_Instruções da tarefa_:
Verta para o inglês a seguinte frase do texto sobre a Pedagogia da Ancestralidade: "É uma pedagogia que se opõe ao colonialismo e à colonialidade, que continuam reafirmando a desumanidade de negros e indígenas".

Por Kiusam Regina de Oliveira*
“A escrita é uma coisa, e o saber, outra. A escrita é a fotografia do saber, mas não o saber em si. O saber é uma luz que existe no homem. A herança de tudo aquilo que nossos ancestrais vieram a conhecer e que se encontra latente em tudo o que nos transmitiram, assim como o baobá já existe em potencial em sua semente”. (Tierno Bokar)
Com a promulgação da Lei nº 10.639/03-MEC, que altera a LDB – Lei de Diretrizes e Bases e estabelece as Diretrizes Curriculares Nacionais, que instituiu-se no país a obrigatoriedade do ensino da História e Cultura Afro-Brasileira e Africana na Educação Básica, exigindo novos posicionamentos, posturas e práticas das/os educadoras/es, as epistemologias negras ganharam visibilidade.
Nesse cenário, ganham destaque Mãe Stella d’Oxóssi, Conceição Evaristo, Sueli Carneiro, Neusa Santos, Ana Célia Silva, Maria de Lourdes Siqueira, Sandra Petit, Mestre Didi, Henrique Cunha Júnior, Abdias Nascimento, Kabengele Munanga, Carlos Moore, Allan da Rosa, Renato Noguera, Eduardo Oliveira, Wanderson Flor do Nascimento, entre tantas/os outras/os. Entre estes nomes, me encontro tentando sistematizar a episteme negra em um campo teórico-metodológico em construção. Eu a chamo de Pedagogia da Ancestralidade.
A Pedagogia da Ancestralidade é, antes de tudo, um posicionamento político contrário ao que se estabeleceu no país como uma lógica incontestável, direcionada ao branco, considerado a norma, enquanto o não-branco é o desvio. É uma pedagogia que se opõe ao colonialismo e à colonialidade, que continuam reafirmando a desumanidade de negros e indígenas.

_Segmento de dados_:
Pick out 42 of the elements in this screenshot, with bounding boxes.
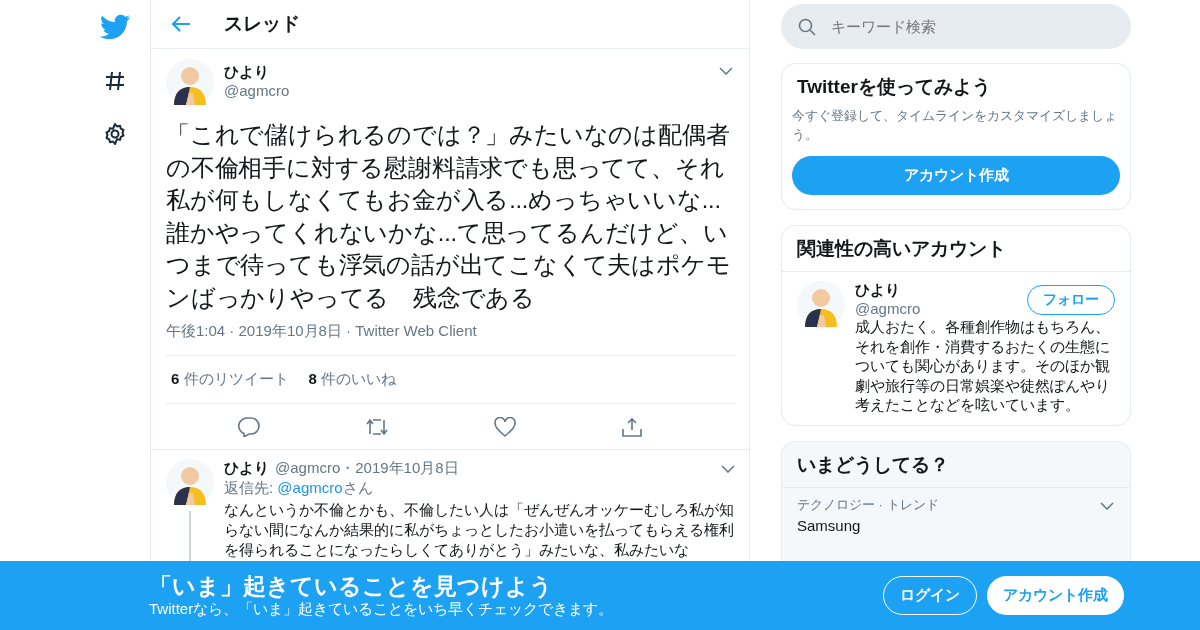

_Resposta da tarefa_:
It is a pedagogy that opposes colonialism and coloniality, which continue to reaffirm the dehumanization of Black and Indigenous people.